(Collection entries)
■ ■ ■ ■
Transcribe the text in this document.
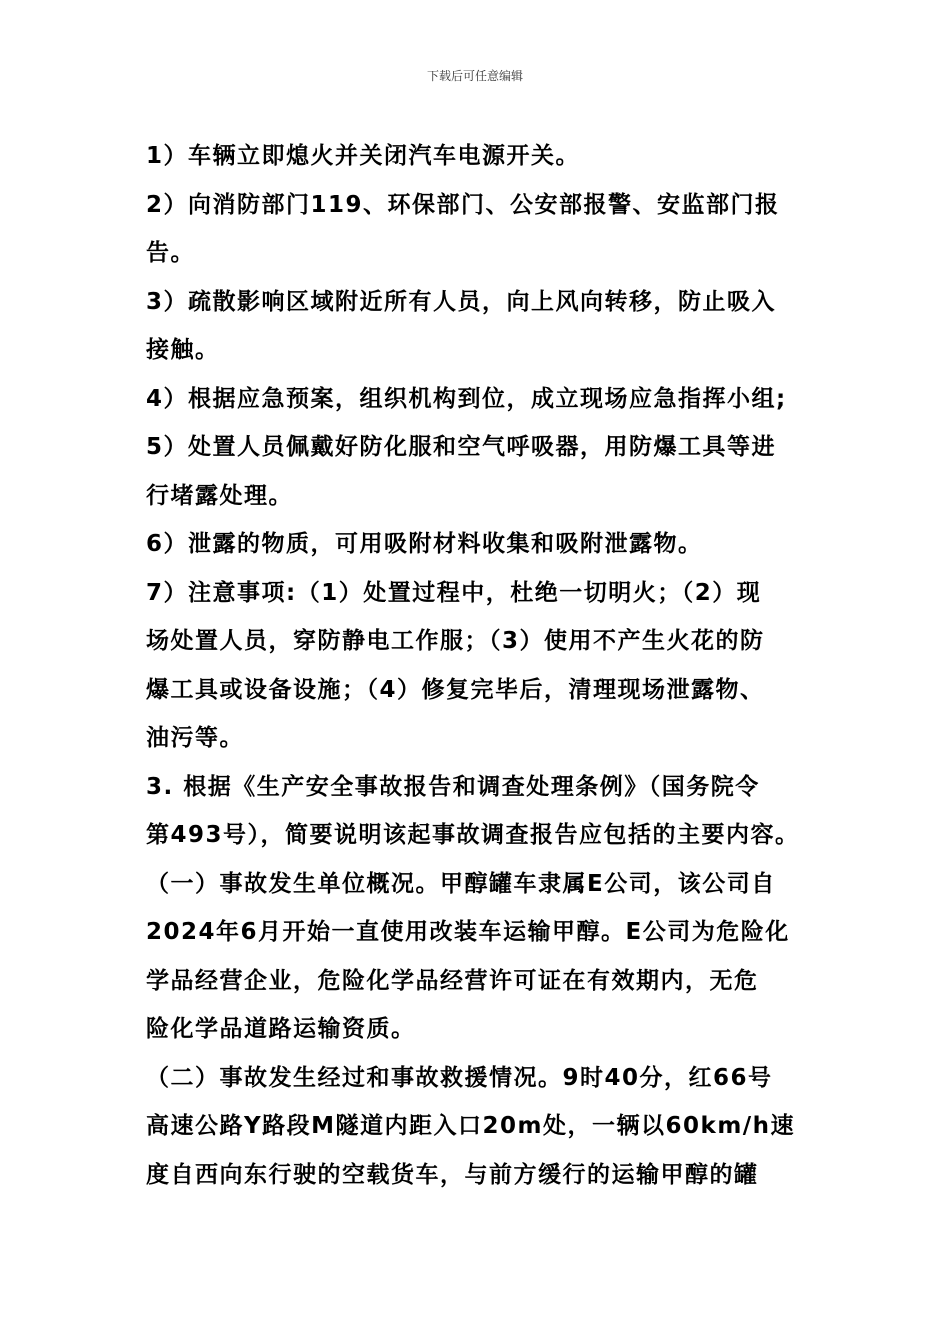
下载后可任意编辑
1）车辆立即熄火并关闭汽车电源开关。
2）向消防部门119、环保部门、公安部报警、安监部门报
告。
3）疏散影响区域附近所有人员，向上风向转移，防止吸入
接触。
4）根据应急预案，组织机构到位，成立现场应急指挥小组;
5）处置人员佩戴好防化服和空气呼吸器，用防爆工具等进
行堵露处理。
6）泄露的物质，可用吸附材料收集和吸附泄露物。
7）注意事项:（1）处置过程中，杜绝一切明火；（2）现
场处置人员，穿防静电工作服；（3）使用不产生火花的防
爆工具或设备设施；（4）修复完毕后，清理现场泄露物、
油污等。
3. 根据《生产安全事故报告和调查处理条例》（国务院令
第493号），简要说明该起事故调查报告应包括的主要内容。
（一）事故发生单位概况。甲醇罐车隶属E公司，该公司自
2024年6月开始一直使用改装车运输甲醇。E公司为危险化
学品经营企业，危险化学品经营许可证在有效期内，无危
险化学品道路运输资质。
（二）事故发生经过和事故救援情况。9时40分，红66号
高速公路Y路段M隧道内距入口20m处，一辆以60km/h速
度自西向东行驶的空载货车，与前方缓行的运输甲醇的罐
■ ■ ■ ■
SET EXERCISE: Copy all the data exactly as written, but skip any picture.

COMPLETE OUTPUT:
Transcribe the text in this document.
下载后可任意编辑
1）车辆立即熄火并关闭汽车电源开关。
2）向消防部门119、环保部门、公安部报警、安监部门报
告。
3）疏散影响区域附近所有人员，向上风向转移，防止吸入
接触。
4）根据应急预案，组织机构到位，成立现场应急指挥小组;
5）处置人员佩戴好防化服和空气呼吸器，用防爆工具等进
行堵露处理。
6）泄露的物质，可用吸附材料收集和吸附泄露物。
7）注意事项:（1）处置过程中，杜绝一切明火；（2）现
场处置人员，穿防静电工作服；（3）使用不产生火花的防
爆工具或设备设施；（4）修复完毕后，清理现场泄露物、
油污等。
3. 根据《生产安全事故报告和调查处理条例》（国务院令
第493号），简要说明该起事故调查报告应包括的主要内容。
（一）事故发生单位概况。甲醇罐车隶属E公司，该公司自
2024年6月开始一直使用改装车运输甲醇。E公司为危险化
学品经营企业，危险化学品经营许可证在有效期内，无危
险化学品道路运输资质。
（二）事故发生经过和事故救援情况。9时40分，红66号
高速公路Y路段M隧道内距入口20m处，一辆以60km/h速
度自西向东行驶的空载货车，与前方缓行的运输甲醇的罐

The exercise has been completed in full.